• What the task asks
Copy out each line that includes the word "interacciones".

── Material to process

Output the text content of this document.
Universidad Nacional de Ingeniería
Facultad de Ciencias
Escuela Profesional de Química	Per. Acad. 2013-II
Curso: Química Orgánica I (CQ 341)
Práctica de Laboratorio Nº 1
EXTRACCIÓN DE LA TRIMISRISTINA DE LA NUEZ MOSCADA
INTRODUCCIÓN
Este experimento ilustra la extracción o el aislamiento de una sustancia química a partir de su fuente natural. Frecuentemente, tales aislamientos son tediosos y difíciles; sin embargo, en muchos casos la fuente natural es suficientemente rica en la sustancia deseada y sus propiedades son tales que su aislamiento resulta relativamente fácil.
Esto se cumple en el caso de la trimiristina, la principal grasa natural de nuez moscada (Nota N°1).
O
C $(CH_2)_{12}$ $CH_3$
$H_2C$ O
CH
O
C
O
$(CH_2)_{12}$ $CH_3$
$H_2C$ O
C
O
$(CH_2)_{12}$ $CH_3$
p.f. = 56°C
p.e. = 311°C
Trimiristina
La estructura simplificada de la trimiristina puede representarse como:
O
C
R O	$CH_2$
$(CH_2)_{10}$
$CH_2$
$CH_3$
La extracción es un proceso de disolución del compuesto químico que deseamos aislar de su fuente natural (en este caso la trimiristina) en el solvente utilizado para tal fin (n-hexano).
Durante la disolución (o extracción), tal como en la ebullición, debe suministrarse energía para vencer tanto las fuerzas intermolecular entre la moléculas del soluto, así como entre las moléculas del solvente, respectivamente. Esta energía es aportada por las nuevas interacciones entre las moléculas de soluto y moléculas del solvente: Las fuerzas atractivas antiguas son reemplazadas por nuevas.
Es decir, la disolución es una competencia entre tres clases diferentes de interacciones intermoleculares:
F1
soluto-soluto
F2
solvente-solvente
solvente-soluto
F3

────

• Solved problem
Durante la disolución (o extracción), tal como en la ebullición, debe suministrarse energía para vencer tanto las fuerzas intermolecular entre la moléculas del soluto, así como entre las moléculas del solvente, respectivamente. Esta energía es aportada por las nuevas interacciones entre las moléculas de soluto y moléculas del solvente: Las fuerzas atractivas antiguas son reemplazadas por nuevas.
Es decir, la disolución es una competencia entre tres clases diferentes de interacciones intermoleculares:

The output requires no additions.